-- Exercise --
Wherever the string "advice" appears in the listing, copy that line.

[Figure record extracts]
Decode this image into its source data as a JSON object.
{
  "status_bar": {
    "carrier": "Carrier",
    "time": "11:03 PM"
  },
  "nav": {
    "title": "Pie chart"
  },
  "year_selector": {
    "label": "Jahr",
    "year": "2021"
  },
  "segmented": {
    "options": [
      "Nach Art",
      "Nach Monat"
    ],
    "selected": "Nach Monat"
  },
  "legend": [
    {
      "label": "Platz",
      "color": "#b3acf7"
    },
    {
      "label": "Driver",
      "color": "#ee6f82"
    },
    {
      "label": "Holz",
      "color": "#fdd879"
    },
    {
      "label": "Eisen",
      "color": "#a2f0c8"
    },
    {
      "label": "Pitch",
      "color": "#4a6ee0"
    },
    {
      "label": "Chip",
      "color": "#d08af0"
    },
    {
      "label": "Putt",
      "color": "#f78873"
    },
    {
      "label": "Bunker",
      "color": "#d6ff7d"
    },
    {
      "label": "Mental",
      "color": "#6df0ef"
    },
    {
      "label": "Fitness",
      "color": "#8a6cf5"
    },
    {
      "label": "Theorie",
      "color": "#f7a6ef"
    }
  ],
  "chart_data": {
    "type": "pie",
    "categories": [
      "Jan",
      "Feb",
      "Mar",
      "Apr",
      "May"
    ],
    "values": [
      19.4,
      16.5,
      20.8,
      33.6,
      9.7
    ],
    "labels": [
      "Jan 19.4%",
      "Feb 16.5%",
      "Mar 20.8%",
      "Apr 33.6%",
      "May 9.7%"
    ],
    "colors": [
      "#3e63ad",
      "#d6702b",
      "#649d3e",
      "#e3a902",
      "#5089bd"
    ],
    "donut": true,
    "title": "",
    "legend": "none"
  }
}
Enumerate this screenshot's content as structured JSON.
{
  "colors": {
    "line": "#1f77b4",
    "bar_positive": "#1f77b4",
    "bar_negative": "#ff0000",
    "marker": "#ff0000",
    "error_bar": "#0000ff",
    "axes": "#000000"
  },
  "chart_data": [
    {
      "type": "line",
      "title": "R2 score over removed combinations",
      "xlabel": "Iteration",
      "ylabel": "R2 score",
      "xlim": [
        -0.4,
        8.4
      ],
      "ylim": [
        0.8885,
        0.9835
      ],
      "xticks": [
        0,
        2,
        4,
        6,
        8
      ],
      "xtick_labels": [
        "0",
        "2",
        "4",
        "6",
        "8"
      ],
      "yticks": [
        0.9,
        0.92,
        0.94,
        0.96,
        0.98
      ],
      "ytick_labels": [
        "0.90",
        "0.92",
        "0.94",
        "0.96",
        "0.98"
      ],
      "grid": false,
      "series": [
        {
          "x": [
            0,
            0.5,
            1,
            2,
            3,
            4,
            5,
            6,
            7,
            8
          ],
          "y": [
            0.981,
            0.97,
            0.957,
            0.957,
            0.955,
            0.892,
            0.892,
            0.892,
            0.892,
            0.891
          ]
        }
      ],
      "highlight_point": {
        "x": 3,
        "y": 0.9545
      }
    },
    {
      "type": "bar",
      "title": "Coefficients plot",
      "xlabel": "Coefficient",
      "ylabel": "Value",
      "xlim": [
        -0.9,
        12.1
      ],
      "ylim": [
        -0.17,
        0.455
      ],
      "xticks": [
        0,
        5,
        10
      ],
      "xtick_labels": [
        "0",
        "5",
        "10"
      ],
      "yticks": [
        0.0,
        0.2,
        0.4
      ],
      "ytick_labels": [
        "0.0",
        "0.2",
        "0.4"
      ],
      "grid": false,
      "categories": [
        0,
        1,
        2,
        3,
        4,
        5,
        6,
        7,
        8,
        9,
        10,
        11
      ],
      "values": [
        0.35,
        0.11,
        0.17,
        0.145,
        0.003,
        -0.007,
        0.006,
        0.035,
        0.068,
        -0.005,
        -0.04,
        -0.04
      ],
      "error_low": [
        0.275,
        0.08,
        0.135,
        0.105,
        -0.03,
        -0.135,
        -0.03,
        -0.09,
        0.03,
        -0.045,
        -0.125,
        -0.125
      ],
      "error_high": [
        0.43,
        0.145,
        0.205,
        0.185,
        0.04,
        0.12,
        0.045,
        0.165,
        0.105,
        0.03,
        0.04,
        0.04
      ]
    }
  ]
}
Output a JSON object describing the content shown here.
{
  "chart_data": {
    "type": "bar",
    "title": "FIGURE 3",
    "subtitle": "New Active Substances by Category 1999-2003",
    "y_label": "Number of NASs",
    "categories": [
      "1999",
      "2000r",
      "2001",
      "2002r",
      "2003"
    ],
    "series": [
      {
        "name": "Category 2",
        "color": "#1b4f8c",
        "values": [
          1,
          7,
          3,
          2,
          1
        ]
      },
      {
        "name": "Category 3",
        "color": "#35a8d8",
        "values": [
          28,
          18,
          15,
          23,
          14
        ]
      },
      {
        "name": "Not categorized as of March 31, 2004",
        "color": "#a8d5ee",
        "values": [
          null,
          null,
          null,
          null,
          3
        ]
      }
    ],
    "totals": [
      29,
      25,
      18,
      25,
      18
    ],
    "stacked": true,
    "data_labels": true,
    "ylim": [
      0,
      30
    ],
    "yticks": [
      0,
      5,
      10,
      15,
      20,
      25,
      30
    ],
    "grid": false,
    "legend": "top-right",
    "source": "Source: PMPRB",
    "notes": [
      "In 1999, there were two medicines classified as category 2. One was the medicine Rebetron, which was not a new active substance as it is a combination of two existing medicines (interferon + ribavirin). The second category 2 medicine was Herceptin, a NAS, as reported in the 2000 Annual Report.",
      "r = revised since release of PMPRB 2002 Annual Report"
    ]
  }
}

* * *

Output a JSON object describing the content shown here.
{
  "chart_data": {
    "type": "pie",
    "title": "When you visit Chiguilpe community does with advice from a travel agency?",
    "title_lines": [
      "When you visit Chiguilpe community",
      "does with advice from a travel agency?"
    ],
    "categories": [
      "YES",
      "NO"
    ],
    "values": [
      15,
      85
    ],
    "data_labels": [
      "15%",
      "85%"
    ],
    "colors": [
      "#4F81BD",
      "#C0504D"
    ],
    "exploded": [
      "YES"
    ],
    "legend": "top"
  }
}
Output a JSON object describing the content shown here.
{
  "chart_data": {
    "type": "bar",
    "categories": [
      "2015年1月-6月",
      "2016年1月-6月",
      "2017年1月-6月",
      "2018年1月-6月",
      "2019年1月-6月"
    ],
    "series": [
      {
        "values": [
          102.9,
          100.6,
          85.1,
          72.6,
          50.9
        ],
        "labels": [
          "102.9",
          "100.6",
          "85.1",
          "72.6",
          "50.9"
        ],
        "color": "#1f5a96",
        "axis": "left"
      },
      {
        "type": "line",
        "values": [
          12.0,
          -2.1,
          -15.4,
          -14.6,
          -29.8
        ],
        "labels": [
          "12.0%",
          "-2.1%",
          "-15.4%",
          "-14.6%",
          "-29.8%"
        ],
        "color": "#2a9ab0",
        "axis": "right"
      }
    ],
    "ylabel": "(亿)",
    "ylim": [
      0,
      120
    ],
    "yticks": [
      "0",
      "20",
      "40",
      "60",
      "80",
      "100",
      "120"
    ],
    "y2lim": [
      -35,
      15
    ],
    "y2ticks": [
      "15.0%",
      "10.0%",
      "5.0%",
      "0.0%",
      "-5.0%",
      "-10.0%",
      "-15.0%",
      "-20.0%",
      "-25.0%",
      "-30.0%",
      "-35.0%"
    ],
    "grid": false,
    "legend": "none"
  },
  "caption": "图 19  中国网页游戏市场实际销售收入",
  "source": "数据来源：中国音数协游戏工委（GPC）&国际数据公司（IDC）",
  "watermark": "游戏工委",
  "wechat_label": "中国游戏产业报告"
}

-- Full response --
    "title": "When you visit Chiguilpe community does with advice from a travel agency?",
      "does with advice from a travel agency?"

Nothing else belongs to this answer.